▸ Raw records
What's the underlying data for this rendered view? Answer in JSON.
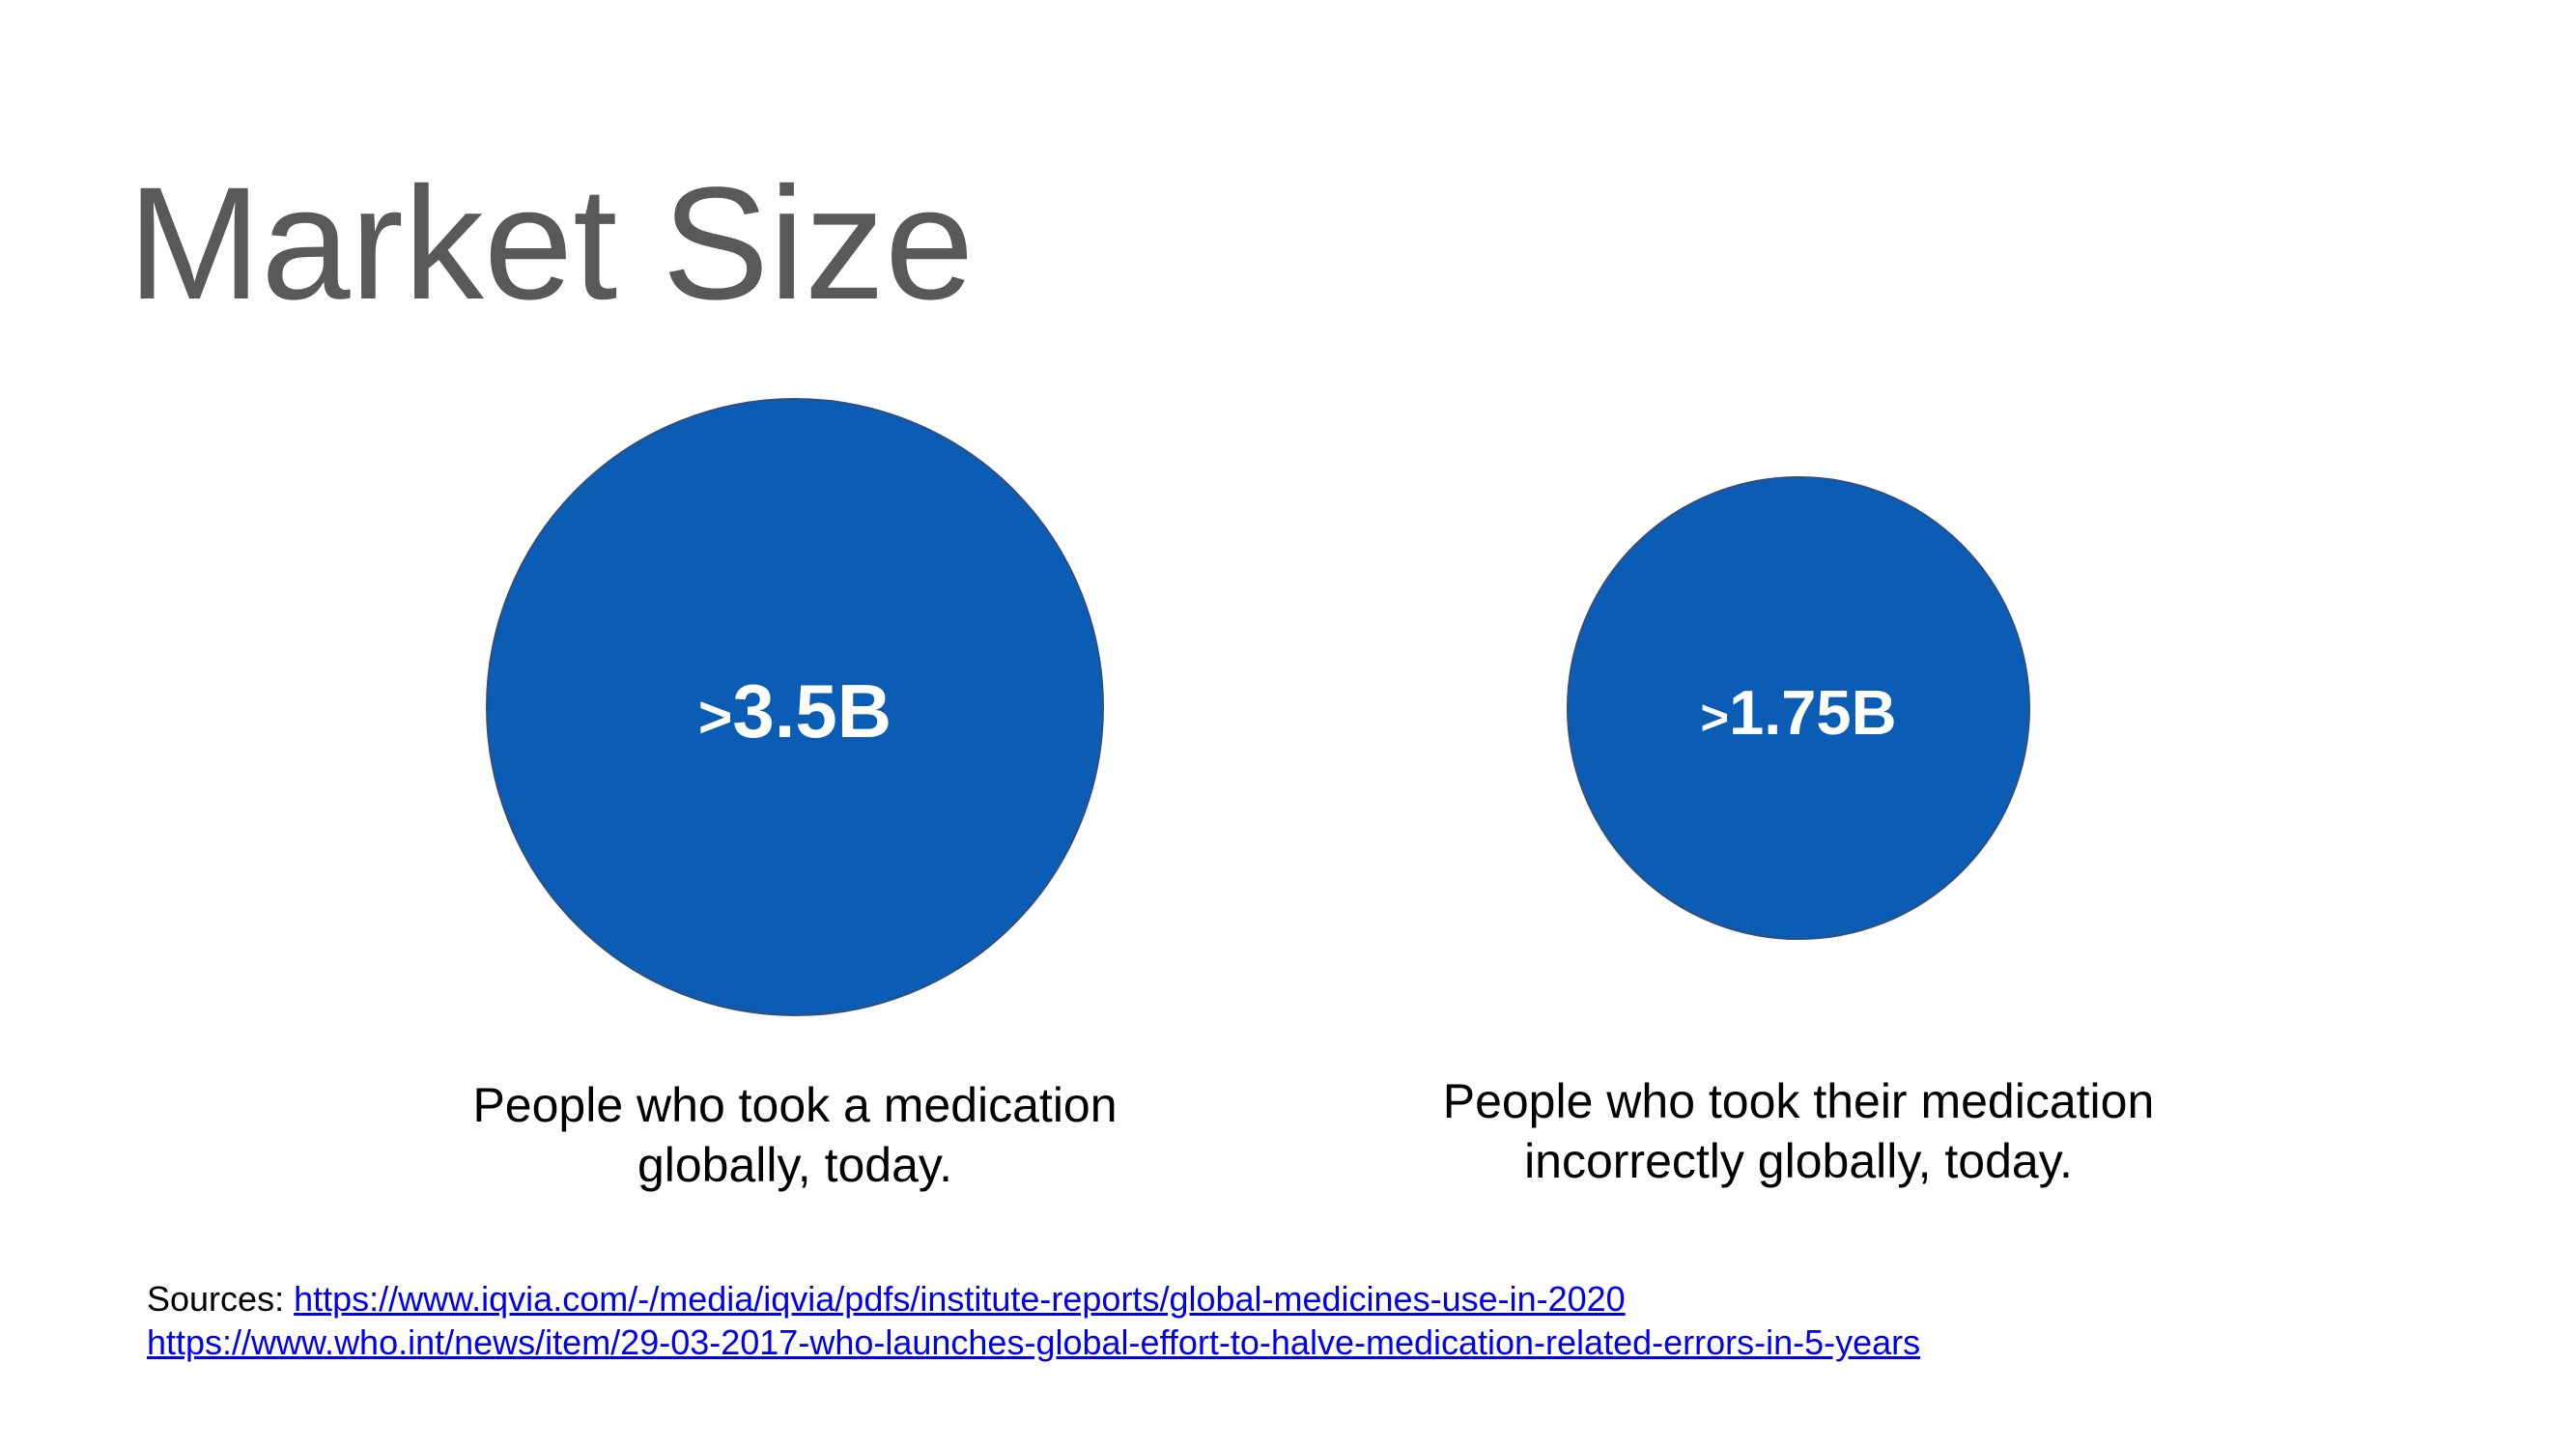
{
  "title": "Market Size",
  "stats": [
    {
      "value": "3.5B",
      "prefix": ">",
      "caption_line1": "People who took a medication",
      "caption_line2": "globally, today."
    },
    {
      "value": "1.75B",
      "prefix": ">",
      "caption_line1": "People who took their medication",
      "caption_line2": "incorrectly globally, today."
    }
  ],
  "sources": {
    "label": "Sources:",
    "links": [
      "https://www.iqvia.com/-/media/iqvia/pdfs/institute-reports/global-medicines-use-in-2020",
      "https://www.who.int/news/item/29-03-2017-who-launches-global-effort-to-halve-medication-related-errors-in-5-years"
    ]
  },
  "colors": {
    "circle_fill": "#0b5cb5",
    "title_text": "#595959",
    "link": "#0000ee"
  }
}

▸ Exercise requirements
Write out the full listing verbatim, excluding its pictures.

▸ Response
What's the underlying data for this rendered view? Answer in JSON.
{
  "title": "Market Size",
  "stats": [
    {
      "value": "3.5B",
      "prefix": ">",
      "caption_line1": "People who took a medication",
      "caption_line2": "globally, today."
    },
    {
      "value": "1.75B",
      "prefix": ">",
      "caption_line1": "People who took their medication",
      "caption_line2": "incorrectly globally, today."
    }
  ],
  "sources": {
    "label": "Sources:",
    "links": [
      "https://www.iqvia.com/-/media/iqvia/pdfs/institute-reports/global-medicines-use-in-2020",
      "https://www.who.int/news/item/29-03-2017-who-launches-global-effort-to-halve-medication-related-errors-in-5-years"
    ]
  },
  "colors": {
    "circle_fill": "#0b5cb5",
    "title_text": "#595959",
    "link": "#0000ee"
  }
}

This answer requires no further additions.